Слово Бродского – Свет в Пути. Вот его элегия Джону Донну: – «Ведь если можно с кем-то жизнь делить, то кто же с нами нашу смерть разделит». Не вопрос. В конце предложения стоит точка.

Он и умер без знака вопроса и в его смерти есть что-то от Иисусовой кончины – возрождения. – «Только звук отделяться способен от тела». Так и случилось. Его смерть стала началом его бессмертного будущего, как классика не только русской – мировой тоже – литературы.

В одной из бесед Бродский заметил:

– «Главное, каким образом ты пытаешься понравиться Всевышнему»… Хотя иллюзий на предмет подобного общения у него не было. Но он всё-таки был убеждён, что «Ему – если он существует – должно нравиться то, что я делаю, иначе какой Ему смысл в моём существовании?» И ещё – как ты рассчитываешь свои возможности. Именно это и зачтётся. Наша работа, – итожит мысль Бродский, – куда больше значит, чем стандартная набожность.

В мою дружбу с Иосифом Бродским вмешалось – это для меня совершенно очевидно – Провидение. Других объяснений не нахожу. Началась наша дружба почти полвека назад первой стихотворной строкой совершенно незнакомого мне поэта по имени Бродский, записанной мной собственноручно на первую страницу студенческого дневника. – «Прощай. Позабудь. И не обессудь…»

Скажешь, ничего особенного?

Как бы не так! Запись делает комсомольский вожак, в черепную коробку которого набито столько идейной всякой всячины, столько советского хлама, столько одиознейших имен, редкостных бездарностей – того же Безыменского, Демьяна Бедного. Даже сейчас, жизнь спустя, стыдно в этом признаваться. Та пухлая тетрадка закончилась – десятилетия спустя – опять же Бродским, его категорическим утверждениям, что «если выпало в Империи родиться, лучше жить в провинции, у моря». А в промежутке между записями – годы поиска этого Сергея Чудакова, которому Бродский сказал, может, самые главные для него, для Чудакова, слова:

– «Имяреку тебе, потому что не станет за труд из-под камня тебя раздобыть…»

Он не только Чудакову, он и мне, в числе многих прочих, сказал – и сказал в своей манере – абсолютно уверенно и категорично, не оставляя места ни малейшему сомнению относительно им изречённого, – что брюнетки с резкими чертами поэтам не нужны. Нужна блондинистая невнятность, на которую поэты могут проецировать самих себя. Меня удивляла манера Бродского читать стихи – ровно, монотонно, даже и равнодушно. Эта манера злила, настораживала и завораживала. Однажды, наверное, по наитию, я попытался вслух читать текст Библии. И ответ нашелся. Оказывается, только при подобной манере чтения постигается смысл и глубина и библейского и Бродского стиха.

*Выдержка из данных*.

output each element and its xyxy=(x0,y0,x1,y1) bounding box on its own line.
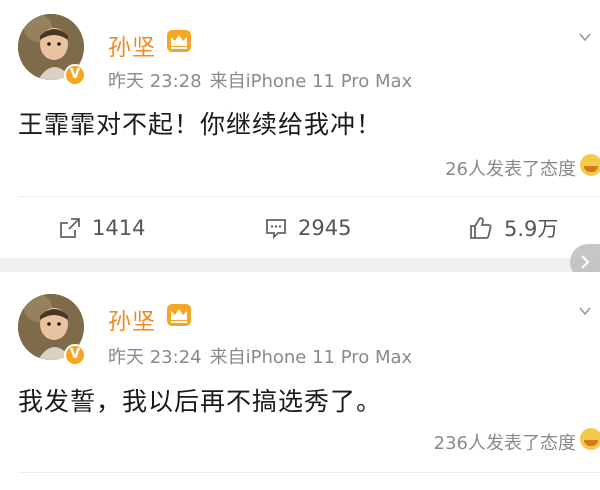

*Задание*. Замените «брюнетки» на «шатенки» в части фрагмента о Бродском, которая начинается словами «Он не только» и заканчивается словами «и Бродского стиха.». Приведите эту часть целиком с заменой.

*Ожидаемый результат*.
Он не только Чудакову, он и мне, в числе многих прочих, сказал – и сказал в своей манере – абсолютно уверенно и категорично, не оставляя места ни малейшему сомнению относительно им изречённого, – что шатенки с резкими чертами поэтам не нужны. Нужна блондинистая невнятность, на которую поэты могут проецировать самих себя. Меня удивляла манера Бродского читать стихи – ровно, монотонно, даже и равнодушно. Эта манера злила, настораживала и завораживала. Однажды, наверное, по наитию, я попытался вслух читать текст Библии. И ответ нашелся. Оказывается, только при подобной манере чтения постигается смысл и глубина и библейского и Бродского стиха.